### Source passage
:::::

Weather in the Mid-Nineteenth Century
Meteorologically, the Civil War took place at the tail end of what is often termed the Little Ice Age, a period of general cooling and unpredictability that most scholars date from roughly 1310 to 1850. Despite what its name suggests, the Little Ice Age actually encompassed dramatic fluctuations in weather, with one year bringing an intensely cold winter and easterly winds, and the next heavy rains and raging heat. On the whole, conditions began to warm after 1850, but during the war Virginia experienced extreme precipitation and alternate periods of blazing heat and bitter cold.
Weather Shaped Campaigns and Battles
Weather considerations influenced strategic planning in the Civil War. Army commands requested weather predictions and some data were collected using the telegraphs, though the resulting forecasts were not very accurate. Perhaps most significant, armies usually did not campaign in the winter months, with a few notable exceptions, and instead established more permanent camps from about December through March. In winter camp, soldiers often constructed log cabins with chimneys and fulfilled trivial obligations, such as picket duty, or engaged in leisure activities. Still, most agreed they were eager to leave behind the tedium and chill of winter for spring. April's fair weather signaled renewed movement, new campaigns, and higher morale.
Throughout the year, poor weather could hinder campaign progress. A well-known example was the Peninsula Campaign (1862), during which Union general George B. McClellan incessantly complained that rainy weather and swollen rivers impeded his advance toward the Confederate capital at Richmond. While the rising rivers did challenge McClellan's engineers, weather in this case proved more of a convenient excuse than an interminable obstruction. United States president Abraham Lincoln became infuriated with McClellan and removed him from command by the end of the summer. In contrast, as an 1865 coda to the famous March to the Sea, Union general William T. Sherman proved that floods were no obstacle for a tenacious commander. Tremendous storms in South Carolina did not prevent him from taking Columbia and Charleston, though major rivers swelled in his army's path.
Rain could make battle an incredibly trying experience for those who fought. When gunpowder and paper cartridges became wet, it was more difficult to fire a weapon accurately. Such was the case in the September 1862 Battle of Chantilly, in which Thomas J. "Stonewall" Jackson and Isaac Stevens clashed during a heavy thunderstorm. More than 2,000 men fell in ninety minutes, including Union general Philip Kearney who mistakenly rode behind Confederate lines in the rainy confusion. On May 15, 1864, participants in the Battle of New Market similarly labored through a terrific storm. Confederate soldiers' feet stuck in the mud as they attempted to cross a wheat field, forever dubbed the "field of lost shoes."
While stormy weather tested soldiers in battle, heat was also a worthy opponent. During the Battle of the Wilderness in May 1864, the unseasonable heat helped fuel the forest fires that consumed dead and wounded men's bodies. Some soldiers, wearied by the fight and weather, collapsed on the subsequent march to Spotsylvania Court House.
Weather could not only hinder battles, but could also grant success to risky maneuvers. Stonewall Jackson's famous flanking attack at the Battle of Chancellorsville (1863) was a prime example of weather working in an army's favor. As historian Robert K. Krick has pointed out, the element of surprise, which contributed to Jackson's success, could not have been achieved without the preceding two days of spring showers. The rain had wet the road and prevented a column of dust from giving away the men as they marched on their unsuspecting foes.

:::::

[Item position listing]
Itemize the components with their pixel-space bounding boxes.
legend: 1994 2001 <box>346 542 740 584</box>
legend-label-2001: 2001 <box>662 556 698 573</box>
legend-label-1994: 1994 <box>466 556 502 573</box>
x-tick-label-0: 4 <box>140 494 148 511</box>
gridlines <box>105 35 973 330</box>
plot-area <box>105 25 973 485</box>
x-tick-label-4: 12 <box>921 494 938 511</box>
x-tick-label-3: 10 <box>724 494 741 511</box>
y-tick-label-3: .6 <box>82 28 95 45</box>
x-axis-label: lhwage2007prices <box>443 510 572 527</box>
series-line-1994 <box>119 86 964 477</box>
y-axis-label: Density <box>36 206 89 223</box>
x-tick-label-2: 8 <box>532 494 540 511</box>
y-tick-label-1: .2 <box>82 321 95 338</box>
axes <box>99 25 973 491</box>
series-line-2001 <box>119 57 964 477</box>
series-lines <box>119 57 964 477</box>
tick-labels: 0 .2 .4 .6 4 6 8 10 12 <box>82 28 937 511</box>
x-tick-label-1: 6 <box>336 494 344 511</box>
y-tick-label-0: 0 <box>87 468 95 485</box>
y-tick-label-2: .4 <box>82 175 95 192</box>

:::::

List every battle that the passage on Civil War weather names with the words "Battle of". This listing comes from a different source than the text above.

### Final result
Battle of Chantilly, Battle of New Market, Battle of the Wilderness, Battle of Chancellorsville